What you are asked to do: Copy each line below without leaving any out.

>> START Provided records

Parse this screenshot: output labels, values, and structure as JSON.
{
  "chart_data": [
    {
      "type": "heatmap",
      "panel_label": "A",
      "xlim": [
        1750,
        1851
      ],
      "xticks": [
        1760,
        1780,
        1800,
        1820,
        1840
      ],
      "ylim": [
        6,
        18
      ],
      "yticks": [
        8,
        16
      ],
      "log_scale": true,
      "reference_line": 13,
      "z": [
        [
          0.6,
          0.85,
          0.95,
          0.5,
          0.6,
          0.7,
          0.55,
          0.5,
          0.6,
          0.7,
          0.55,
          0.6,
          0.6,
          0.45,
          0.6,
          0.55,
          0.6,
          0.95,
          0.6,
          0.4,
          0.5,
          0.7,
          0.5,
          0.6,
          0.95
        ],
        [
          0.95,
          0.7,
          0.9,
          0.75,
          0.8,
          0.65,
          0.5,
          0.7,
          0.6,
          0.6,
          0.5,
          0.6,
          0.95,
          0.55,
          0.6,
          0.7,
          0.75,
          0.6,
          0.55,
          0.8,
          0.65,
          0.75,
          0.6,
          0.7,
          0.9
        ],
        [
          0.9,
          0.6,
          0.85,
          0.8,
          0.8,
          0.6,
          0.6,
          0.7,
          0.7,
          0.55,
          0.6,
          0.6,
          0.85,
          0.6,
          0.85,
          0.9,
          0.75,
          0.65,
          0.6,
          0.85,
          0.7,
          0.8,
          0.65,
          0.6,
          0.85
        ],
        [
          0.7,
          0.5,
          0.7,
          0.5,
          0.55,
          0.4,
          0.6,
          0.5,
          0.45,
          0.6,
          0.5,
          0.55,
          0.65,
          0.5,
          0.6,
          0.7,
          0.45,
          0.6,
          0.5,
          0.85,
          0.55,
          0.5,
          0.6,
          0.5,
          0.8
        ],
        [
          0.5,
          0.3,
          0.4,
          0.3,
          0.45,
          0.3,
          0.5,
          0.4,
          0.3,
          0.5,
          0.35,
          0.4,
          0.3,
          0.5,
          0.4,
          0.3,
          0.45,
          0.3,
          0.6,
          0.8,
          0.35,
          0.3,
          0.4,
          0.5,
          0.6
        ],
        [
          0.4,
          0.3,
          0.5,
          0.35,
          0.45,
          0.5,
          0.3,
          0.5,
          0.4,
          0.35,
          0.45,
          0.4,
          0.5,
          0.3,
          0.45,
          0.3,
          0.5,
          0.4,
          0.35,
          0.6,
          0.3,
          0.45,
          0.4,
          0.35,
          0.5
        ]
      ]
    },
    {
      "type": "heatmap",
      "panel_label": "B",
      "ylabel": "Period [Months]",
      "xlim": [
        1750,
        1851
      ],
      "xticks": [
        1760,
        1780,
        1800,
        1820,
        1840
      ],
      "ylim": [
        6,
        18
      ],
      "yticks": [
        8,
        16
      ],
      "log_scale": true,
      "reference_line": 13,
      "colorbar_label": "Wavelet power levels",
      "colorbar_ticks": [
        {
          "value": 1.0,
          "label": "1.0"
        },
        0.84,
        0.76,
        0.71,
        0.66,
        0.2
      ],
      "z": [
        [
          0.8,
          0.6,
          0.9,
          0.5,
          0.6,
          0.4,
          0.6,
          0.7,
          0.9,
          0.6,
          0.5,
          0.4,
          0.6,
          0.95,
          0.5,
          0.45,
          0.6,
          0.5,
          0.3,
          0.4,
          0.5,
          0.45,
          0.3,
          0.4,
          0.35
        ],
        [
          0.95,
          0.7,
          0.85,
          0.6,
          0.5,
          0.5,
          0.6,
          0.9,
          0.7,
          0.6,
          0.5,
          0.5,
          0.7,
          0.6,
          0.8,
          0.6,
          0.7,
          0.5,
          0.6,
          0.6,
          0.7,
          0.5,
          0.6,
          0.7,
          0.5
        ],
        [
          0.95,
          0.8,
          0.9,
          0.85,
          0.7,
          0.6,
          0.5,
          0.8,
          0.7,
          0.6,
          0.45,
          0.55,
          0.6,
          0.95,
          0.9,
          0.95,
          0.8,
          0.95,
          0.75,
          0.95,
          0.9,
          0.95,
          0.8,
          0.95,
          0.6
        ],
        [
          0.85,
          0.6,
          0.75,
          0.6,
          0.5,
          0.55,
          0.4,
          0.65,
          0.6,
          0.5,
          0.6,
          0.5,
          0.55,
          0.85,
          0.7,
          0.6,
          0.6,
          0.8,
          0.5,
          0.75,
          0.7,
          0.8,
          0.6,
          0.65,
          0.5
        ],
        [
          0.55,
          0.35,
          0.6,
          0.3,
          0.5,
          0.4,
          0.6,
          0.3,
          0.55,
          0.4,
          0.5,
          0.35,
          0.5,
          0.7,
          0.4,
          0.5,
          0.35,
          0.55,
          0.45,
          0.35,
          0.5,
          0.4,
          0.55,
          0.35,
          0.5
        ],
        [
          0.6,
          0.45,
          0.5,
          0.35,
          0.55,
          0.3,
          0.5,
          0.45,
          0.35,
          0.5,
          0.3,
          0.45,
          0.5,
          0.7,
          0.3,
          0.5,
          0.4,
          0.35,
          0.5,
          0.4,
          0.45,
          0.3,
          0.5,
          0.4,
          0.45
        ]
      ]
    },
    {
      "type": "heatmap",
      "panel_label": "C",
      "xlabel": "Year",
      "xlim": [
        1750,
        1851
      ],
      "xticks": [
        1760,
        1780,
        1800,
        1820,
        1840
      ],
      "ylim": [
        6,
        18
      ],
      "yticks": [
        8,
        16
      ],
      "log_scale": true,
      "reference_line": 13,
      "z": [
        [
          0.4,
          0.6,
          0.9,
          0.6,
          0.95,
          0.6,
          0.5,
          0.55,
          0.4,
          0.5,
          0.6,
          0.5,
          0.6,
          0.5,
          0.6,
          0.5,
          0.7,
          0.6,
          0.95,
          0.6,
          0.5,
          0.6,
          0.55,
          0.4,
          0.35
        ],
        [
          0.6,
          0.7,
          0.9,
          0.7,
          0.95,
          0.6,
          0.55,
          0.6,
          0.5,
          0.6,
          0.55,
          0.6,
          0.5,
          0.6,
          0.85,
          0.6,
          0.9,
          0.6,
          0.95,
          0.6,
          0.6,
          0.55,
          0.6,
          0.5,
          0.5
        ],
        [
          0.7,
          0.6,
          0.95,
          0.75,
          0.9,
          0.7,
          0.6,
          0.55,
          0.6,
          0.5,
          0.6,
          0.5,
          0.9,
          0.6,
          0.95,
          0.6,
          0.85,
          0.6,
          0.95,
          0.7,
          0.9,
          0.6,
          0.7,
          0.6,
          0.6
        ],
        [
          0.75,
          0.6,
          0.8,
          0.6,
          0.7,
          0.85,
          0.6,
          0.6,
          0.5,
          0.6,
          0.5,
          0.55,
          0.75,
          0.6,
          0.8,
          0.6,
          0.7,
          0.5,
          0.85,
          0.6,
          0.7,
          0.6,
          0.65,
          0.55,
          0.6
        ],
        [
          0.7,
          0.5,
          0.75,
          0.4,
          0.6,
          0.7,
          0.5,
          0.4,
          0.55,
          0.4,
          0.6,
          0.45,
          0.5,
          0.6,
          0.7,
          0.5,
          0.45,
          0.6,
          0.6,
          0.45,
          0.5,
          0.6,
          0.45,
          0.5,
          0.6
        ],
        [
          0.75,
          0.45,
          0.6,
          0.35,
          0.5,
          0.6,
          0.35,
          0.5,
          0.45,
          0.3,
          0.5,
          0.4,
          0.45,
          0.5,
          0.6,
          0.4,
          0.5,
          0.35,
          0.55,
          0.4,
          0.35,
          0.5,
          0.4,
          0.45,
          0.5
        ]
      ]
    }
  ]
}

>> END Provided records

Exercise output:
Parse this screenshot: output labels, values, and structure as JSON.
{
  "chart_data": [
    {
      "type": "heatmap",
      "panel_label": "A",
      "xlim": [
        1750,
        1851
      ],
      "xticks": [
        1760,
        1780,
        1800,
        1820,
        1840
      ],
      "ylim": [
        6,
        18
      ],
      "yticks": [
        8,
        16
      ],
      "log_scale": true,
      "reference_line": 13,
      "z": [
        [
          0.6,
          0.85,
          0.95,
          0.5,
          0.6,
          0.7,
          0.55,
          0.5,
          0.6,
          0.7,
          0.55,
          0.6,
          0.6,
          0.45,
          0.6,
          0.55,
          0.6,
          0.95,
          0.6,
          0.4,
          0.5,
          0.7,
          0.5,
          0.6,
          0.95
        ],
        [
          0.95,
          0.7,
          0.9,
          0.75,
          0.8,
          0.65,
          0.5,
          0.7,
          0.6,
          0.6,
          0.5,
          0.6,
          0.95,
          0.55,
          0.6,
          0.7,
          0.75,
          0.6,
          0.55,
          0.8,
          0.65,
          0.75,
          0.6,
          0.7,
          0.9
        ],
        [
          0.9,
          0.6,
          0.85,
          0.8,
          0.8,
          0.6,
          0.6,
          0.7,
          0.7,
          0.55,
          0.6,
          0.6,
          0.85,
          0.6,
          0.85,
          0.9,
          0.75,
          0.65,
          0.6,
          0.85,
          0.7,
          0.8,
          0.65,
          0.6,
          0.85
        ],
        [
          0.7,
          0.5,
          0.7,
          0.5,
          0.55,
          0.4,
          0.6,
          0.5,
          0.45,
          0.6,
          0.5,
          0.55,
          0.65,
          0.5,
          0.6,
          0.7,
          0.45,
          0.6,
          0.5,
          0.85,
          0.55,
          0.5,
          0.6,
          0.5,
          0.8
        ],
        [
          0.5,
          0.3,
          0.4,
          0.3,
          0.45,
          0.3,
          0.5,
          0.4,
          0.3,
          0.5,
          0.35,
          0.4,
          0.3,
          0.5,
          0.4,
          0.3,
          0.45,
          0.3,
          0.6,
          0.8,
          0.35,
          0.3,
          0.4,
          0.5,
          0.6
        ],
        [
          0.4,
          0.3,
          0.5,
          0.35,
          0.45,
          0.5,
          0.3,
          0.5,
          0.4,
          0.35,
          0.45,
          0.4,
          0.5,
          0.3,
          0.45,
          0.3,
          0.5,
          0.4,
          0.35,
          0.6,
          0.3,
          0.45,
          0.4,
          0.35,
          0.5
        ]
      ]
    },
    {
      "type": "heatmap",
      "panel_label": "B",
      "ylabel": "Period [Months]",
      "xlim": [
        1750,
        1851
      ],
      "xticks": [
        1760,
        1780,
        1800,
        1820,
        1840
      ],
      "ylim": [
        6,
        18
      ],
      "yticks": [
        8,
        16
      ],
      "log_scale": true,
      "reference_line": 13,
      "colorbar_label": "Wavelet power levels",
      "colorbar_ticks": [
        {
          "value": 1.0,
          "label": "1.0"
        },
        0.84,
        0.76,
        0.71,
        0.66,
        0.2
      ],
      "z": [
        [
          0.8,
          0.6,
          0.9,
          0.5,
          0.6,
          0.4,
          0.6,
          0.7,
          0.9,
          0.6,
          0.5,
          0.4,
          0.6,
          0.95,
          0.5,
          0.45,
          0.6,
          0.5,
          0.3,
          0.4,
          0.5,
          0.45,
          0.3,
          0.4,
          0.35
        ],
        [
          0.95,
          0.7,
          0.85,
          0.6,
          0.5,
          0.5,
          0.6,
          0.9,
          0.7,
          0.6,
          0.5,
          0.5,
          0.7,
          0.6,
          0.8,
          0.6,
          0.7,
          0.5,
          0.6,
          0.6,
          0.7,
          0.5,
          0.6,
          0.7,
          0.5
        ],
        [
          0.95,
          0.8,
          0.9,
          0.85,
          0.7,
          0.6,
          0.5,
          0.8,
          0.7,
          0.6,
          0.45,
          0.55,
          0.6,
          0.95,
          0.9,
          0.95,
          0.8,
          0.95,
          0.75,
          0.95,
          0.9,
          0.95,
          0.8,
          0.95,
          0.6
        ],
        [
          0.85,
          0.6,
          0.75,
          0.6,
          0.5,
          0.55,
          0.4,
          0.65,
          0.6,
          0.5,
          0.6,
          0.5,
          0.55,
          0.85,
          0.7,
          0.6,
          0.6,
          0.8,
          0.5,
          0.75,
          0.7,
          0.8,
          0.6,
          0.65,
          0.5
        ],
        [
          0.55,
          0.35,
          0.6,
          0.3,
          0.5,
          0.4,
          0.6,
          0.3,
          0.55,
          0.4,
          0.5,
          0.35,
          0.5,
          0.7,
          0.4,
          0.5,
          0.35,
          0.55,
          0.45,
          0.35,
          0.5,
          0.4,
          0.55,
          0.35,
          0.5
        ],
        [
          0.6,
          0.45,
          0.5,
          0.35,
          0.55,
          0.3,
          0.5,
          0.45,
          0.35,
          0.5,
          0.3,
          0.45,
          0.5,
          0.7,
          0.3,
          0.5,
          0.4,
          0.35,
          0.5,
          0.4,
          0.45,
          0.3,
          0.5,
          0.4,
          0.45
        ]
      ]
    },
    {
      "type": "heatmap",
      "panel_label": "C",
      "xlabel": "Year",
      "xlim": [
        1750,
        1851
      ],
      "xticks": [
        1760,
        1780,
        1800,
        1820,
        1840
      ],
      "ylim": [
        6,
        18
      ],
      "yticks": [
        8,
        16
      ],
      "log_scale": true,
      "reference_line": 13,
      "z": [
        [
          0.4,
          0.6,
          0.9,
          0.6,
          0.95,
          0.6,
          0.5,
          0.55,
          0.4,
          0.5,
          0.6,
          0.5,
          0.6,
          0.5,
          0.6,
          0.5,
          0.7,
          0.6,
          0.95,
          0.6,
          0.5,
          0.6,
          0.55,
          0.4,
          0.35
        ],
        [
          0.6,
          0.7,
          0.9,
          0.7,
          0.95,
          0.6,
          0.55,
          0.6,
          0.5,
          0.6,
          0.55,
          0.6,
          0.5,
          0.6,
          0.85,
          0.6,
          0.9,
          0.6,
          0.95,
          0.6,
          0.6,
          0.55,
          0.6,
          0.5,
          0.5
        ],
        [
          0.7,
          0.6,
          0.95,
          0.75,
          0.9,
          0.7,
          0.6,
          0.55,
          0.6,
          0.5,
          0.6,
          0.5,
          0.9,
          0.6,
          0.95,
          0.6,
          0.85,
          0.6,
          0.95,
          0.7,
          0.9,
          0.6,
          0.7,
          0.6,
          0.6
        ],
        [
          0.75,
          0.6,
          0.8,
          0.6,
          0.7,
          0.85,
          0.6,
          0.6,
          0.5,
          0.6,
          0.5,
          0.55,
          0.75,
          0.6,
          0.8,
          0.6,
          0.7,
          0.5,
          0.85,
          0.6,
          0.7,
          0.6,
          0.65,
          0.55,
          0.6
        ],
        [
          0.7,
          0.5,
          0.75,
          0.4,
          0.6,
          0.7,
          0.5,
          0.4,
          0.55,
          0.4,
          0.6,
          0.45,
          0.5,
          0.6,
          0.7,
          0.5,
          0.45,
          0.6,
          0.6,
          0.45,
          0.5,
          0.6,
          0.45,
          0.5,
          0.6
        ],
        [
          0.75,
          0.45,
          0.6,
          0.35,
          0.5,
          0.6,
          0.35,
          0.5,
          0.45,
          0.3,
          0.5,
          0.4,
          0.45,
          0.5,
          0.6,
          0.4,
          0.5,
          0.35,
          0.55,
          0.4,
          0.35,
          0.5,
          0.4,
          0.45,
          0.5
        ]
      ]
    }
  ]
}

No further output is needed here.